> What is asked:
Find the string "تماس" in the data, then copy every line where it is found.

================

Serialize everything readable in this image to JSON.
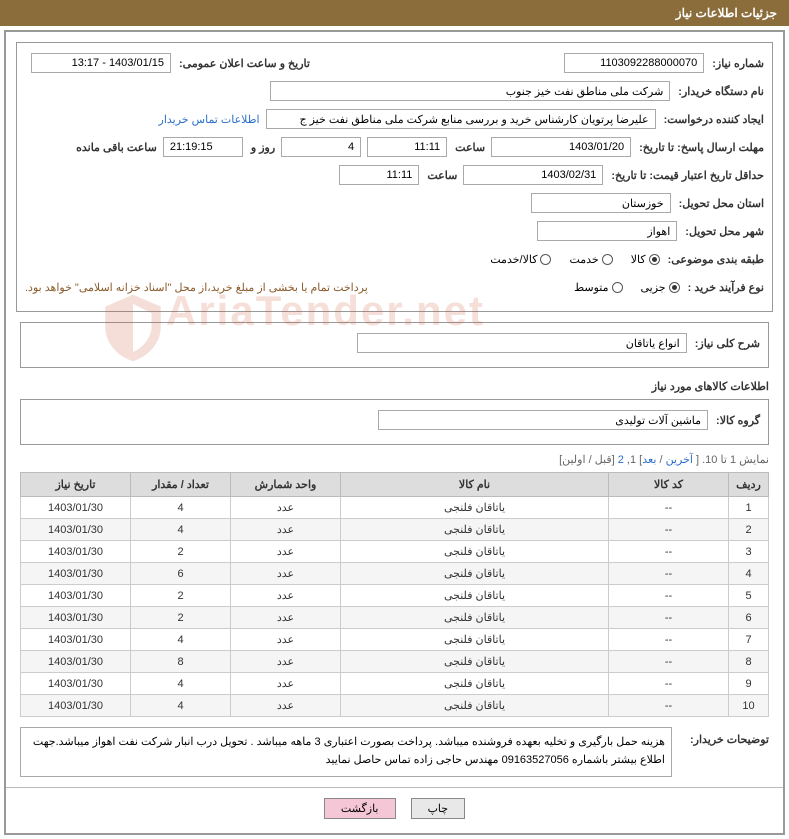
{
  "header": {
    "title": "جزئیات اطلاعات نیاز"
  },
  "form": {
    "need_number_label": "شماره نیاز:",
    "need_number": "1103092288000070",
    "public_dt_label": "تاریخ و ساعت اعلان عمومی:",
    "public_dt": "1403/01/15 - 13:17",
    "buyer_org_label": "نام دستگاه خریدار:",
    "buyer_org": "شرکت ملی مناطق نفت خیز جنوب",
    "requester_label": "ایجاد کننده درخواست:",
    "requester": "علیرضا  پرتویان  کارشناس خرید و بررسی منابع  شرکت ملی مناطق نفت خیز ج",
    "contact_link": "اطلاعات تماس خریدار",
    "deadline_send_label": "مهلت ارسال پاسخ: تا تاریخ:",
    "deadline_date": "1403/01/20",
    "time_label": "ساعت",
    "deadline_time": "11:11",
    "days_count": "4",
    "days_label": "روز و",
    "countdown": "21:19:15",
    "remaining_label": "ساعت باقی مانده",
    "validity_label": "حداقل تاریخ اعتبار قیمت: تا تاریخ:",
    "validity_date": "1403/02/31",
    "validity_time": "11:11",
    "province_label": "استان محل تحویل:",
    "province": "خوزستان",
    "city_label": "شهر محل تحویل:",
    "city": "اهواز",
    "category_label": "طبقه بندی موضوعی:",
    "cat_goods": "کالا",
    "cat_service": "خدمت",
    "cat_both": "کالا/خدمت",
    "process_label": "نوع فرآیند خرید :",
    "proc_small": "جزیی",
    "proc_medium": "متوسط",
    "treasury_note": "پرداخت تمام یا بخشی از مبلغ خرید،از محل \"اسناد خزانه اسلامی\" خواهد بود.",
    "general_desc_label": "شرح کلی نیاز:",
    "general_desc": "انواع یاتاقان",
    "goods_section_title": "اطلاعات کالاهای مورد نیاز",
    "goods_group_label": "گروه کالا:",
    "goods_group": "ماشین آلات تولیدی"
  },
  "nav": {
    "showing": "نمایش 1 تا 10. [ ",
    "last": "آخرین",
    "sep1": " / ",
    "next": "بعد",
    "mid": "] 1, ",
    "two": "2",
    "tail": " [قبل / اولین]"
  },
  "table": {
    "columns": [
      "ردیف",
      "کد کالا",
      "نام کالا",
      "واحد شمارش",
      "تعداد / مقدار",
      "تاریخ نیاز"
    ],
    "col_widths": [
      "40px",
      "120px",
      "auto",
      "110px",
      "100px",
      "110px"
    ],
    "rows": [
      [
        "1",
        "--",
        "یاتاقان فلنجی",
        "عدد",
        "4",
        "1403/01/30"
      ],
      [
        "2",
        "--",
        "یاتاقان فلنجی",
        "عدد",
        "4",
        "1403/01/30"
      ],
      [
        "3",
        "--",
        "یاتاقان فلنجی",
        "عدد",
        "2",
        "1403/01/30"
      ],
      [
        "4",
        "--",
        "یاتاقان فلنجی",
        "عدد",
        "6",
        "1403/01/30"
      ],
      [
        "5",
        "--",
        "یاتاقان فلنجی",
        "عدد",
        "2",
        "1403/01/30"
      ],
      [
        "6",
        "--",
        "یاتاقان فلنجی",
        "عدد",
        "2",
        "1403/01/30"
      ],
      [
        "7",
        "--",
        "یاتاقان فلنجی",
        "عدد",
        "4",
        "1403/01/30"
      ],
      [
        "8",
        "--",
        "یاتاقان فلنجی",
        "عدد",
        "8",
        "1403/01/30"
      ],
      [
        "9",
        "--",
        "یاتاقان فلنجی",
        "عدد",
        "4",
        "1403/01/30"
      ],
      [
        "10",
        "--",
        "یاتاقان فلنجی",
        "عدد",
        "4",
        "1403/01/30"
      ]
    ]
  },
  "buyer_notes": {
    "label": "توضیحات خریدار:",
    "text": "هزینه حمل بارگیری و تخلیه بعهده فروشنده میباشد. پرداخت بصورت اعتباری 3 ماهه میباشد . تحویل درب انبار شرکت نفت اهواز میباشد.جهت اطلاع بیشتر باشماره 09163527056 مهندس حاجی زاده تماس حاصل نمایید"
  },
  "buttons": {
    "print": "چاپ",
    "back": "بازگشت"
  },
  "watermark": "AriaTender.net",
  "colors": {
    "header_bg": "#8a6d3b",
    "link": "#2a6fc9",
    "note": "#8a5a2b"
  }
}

================

> Solution for this problem:
    "contact_link": "اطلاعات تماس خریدار",
    "text": "هزینه حمل بارگیری و تخلیه بعهده فروشنده میباشد. پرداخت بصورت اعتباری 3 ماهه میباشد . تحویل درب انبار شرکت نفت اهواز میباشد.جهت اطلاع بیشتر باشماره 09163527056 مهندس حاجی زاده تماس حاصل نمایید"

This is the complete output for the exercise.